▶ [GOAL]
Could you print all the entries exactly?
>>>>>
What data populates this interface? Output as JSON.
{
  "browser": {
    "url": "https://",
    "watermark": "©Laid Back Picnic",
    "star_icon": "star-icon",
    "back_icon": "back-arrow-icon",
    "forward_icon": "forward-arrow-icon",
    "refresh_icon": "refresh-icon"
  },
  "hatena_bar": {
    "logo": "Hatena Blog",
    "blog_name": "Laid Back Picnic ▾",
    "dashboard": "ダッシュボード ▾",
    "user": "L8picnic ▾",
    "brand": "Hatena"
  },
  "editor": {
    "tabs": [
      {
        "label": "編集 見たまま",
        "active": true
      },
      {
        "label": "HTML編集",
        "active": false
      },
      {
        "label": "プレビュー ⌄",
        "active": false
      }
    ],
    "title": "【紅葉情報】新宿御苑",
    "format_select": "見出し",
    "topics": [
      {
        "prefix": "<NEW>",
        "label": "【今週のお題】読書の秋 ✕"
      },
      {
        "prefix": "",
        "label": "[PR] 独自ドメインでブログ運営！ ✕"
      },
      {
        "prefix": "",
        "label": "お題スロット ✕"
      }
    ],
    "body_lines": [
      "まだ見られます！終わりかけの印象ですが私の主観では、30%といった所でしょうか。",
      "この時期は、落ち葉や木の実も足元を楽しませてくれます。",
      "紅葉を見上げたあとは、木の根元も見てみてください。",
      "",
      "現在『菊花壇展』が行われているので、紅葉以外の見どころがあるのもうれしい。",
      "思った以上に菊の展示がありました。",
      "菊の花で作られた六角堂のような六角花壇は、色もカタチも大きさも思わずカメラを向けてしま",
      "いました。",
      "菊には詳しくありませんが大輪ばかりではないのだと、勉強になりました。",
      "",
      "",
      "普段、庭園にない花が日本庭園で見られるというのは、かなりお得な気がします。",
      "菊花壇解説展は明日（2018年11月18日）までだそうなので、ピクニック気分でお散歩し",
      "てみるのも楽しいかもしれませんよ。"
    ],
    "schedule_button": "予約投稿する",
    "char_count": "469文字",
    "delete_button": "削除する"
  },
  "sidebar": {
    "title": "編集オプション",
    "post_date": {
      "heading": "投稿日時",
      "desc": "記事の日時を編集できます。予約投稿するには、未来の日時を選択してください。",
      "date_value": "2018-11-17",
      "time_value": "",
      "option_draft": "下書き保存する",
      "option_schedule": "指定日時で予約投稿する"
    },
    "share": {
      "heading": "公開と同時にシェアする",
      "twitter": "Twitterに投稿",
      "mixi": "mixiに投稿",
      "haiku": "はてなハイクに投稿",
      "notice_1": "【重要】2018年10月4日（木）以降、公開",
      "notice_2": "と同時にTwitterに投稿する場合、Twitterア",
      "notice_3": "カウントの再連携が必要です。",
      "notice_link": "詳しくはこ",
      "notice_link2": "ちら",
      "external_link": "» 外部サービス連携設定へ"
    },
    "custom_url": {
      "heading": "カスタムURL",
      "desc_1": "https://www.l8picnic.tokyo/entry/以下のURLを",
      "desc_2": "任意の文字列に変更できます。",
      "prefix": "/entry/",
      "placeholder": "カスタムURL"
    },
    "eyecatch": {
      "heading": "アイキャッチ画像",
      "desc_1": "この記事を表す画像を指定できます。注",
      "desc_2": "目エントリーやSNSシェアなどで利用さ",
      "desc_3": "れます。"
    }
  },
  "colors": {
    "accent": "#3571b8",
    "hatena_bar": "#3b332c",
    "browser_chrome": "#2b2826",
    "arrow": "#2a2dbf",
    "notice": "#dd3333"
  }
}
<<<<<
▶ [SOLUTION TO THIS EXERCISE]
What data populates this interface? Output as JSON.
{
  "browser": {
    "url": "https://",
    "watermark": "©Laid Back Picnic",
    "star_icon": "star-icon",
    "back_icon": "back-arrow-icon",
    "forward_icon": "forward-arrow-icon",
    "refresh_icon": "refresh-icon"
  },
  "hatena_bar": {
    "logo": "Hatena Blog",
    "blog_name": "Laid Back Picnic ▾",
    "dashboard": "ダッシュボード ▾",
    "user": "L8picnic ▾",
    "brand": "Hatena"
  },
  "editor": {
    "tabs": [
      {
        "label": "編集 見たまま",
        "active": true
      },
      {
        "label": "HTML編集",
        "active": false
      },
      {
        "label": "プレビュー ⌄",
        "active": false
      }
    ],
    "title": "【紅葉情報】新宿御苑",
    "format_select": "見出し",
    "topics": [
      {
        "prefix": "<NEW>",
        "label": "【今週のお題】読書の秋 ✕"
      },
      {
        "prefix": "",
        "label": "[PR] 独自ドメインでブログ運営！ ✕"
      },
      {
        "prefix": "",
        "label": "お題スロット ✕"
      }
    ],
    "body_lines": [
      "まだ見られます！終わりかけの印象ですが私の主観では、30%といった所でしょうか。",
      "この時期は、落ち葉や木の実も足元を楽しませてくれます。",
      "紅葉を見上げたあとは、木の根元も見てみてください。",
      "",
      "現在『菊花壇展』が行われているので、紅葉以外の見どころがあるのもうれしい。",
      "思った以上に菊の展示がありました。",
      "菊の花で作られた六角堂のような六角花壇は、色もカタチも大きさも思わずカメラを向けてしま",
      "いました。",
      "菊には詳しくありませんが大輪ばかりではないのだと、勉強になりました。",
      "",
      "",
      "普段、庭園にない花が日本庭園で見られるというのは、かなりお得な気がします。",
      "菊花壇解説展は明日（2018年11月18日）までだそうなので、ピクニック気分でお散歩し",
      "てみるのも楽しいかもしれませんよ。"
    ],
    "schedule_button": "予約投稿する",
    "char_count": "469文字",
    "delete_button": "削除する"
  },
  "sidebar": {
    "title": "編集オプション",
    "post_date": {
      "heading": "投稿日時",
      "desc": "記事の日時を編集できます。予約投稿するには、未来の日時を選択してください。",
      "date_value": "2018-11-17",
      "time_value": "",
      "option_draft": "下書き保存する",
      "option_schedule": "指定日時で予約投稿する"
    },
    "share": {
      "heading": "公開と同時にシェアする",
      "twitter": "Twitterに投稿",
      "mixi": "mixiに投稿",
      "haiku": "はてなハイクに投稿",
      "notice_1": "【重要】2018年10月4日（木）以降、公開",
      "notice_2": "と同時にTwitterに投稿する場合、Twitterア",
      "notice_3": "カウントの再連携が必要です。",
      "notice_link": "詳しくはこ",
      "notice_link2": "ちら",
      "external_link": "» 外部サービス連携設定へ"
    },
    "custom_url": {
      "heading": "カスタムURL",
      "desc_1": "https://www.l8picnic.tokyo/entry/以下のURLを",
      "desc_2": "任意の文字列に変更できます。",
      "prefix": "/entry/",
      "placeholder": "カスタムURL"
    },
    "eyecatch": {
      "heading": "アイキャッチ画像",
      "desc_1": "この記事を表す画像を指定できます。注",
      "desc_2": "目エントリーやSNSシェアなどで利用さ",
      "desc_3": "れます。"
    }
  },
  "colors": {
    "accent": "#3571b8",
    "hatena_bar": "#3b332c",
    "browser_chrome": "#2b2826",
    "arrow": "#2a2dbf",
    "notice": "#dd3333"
  }
}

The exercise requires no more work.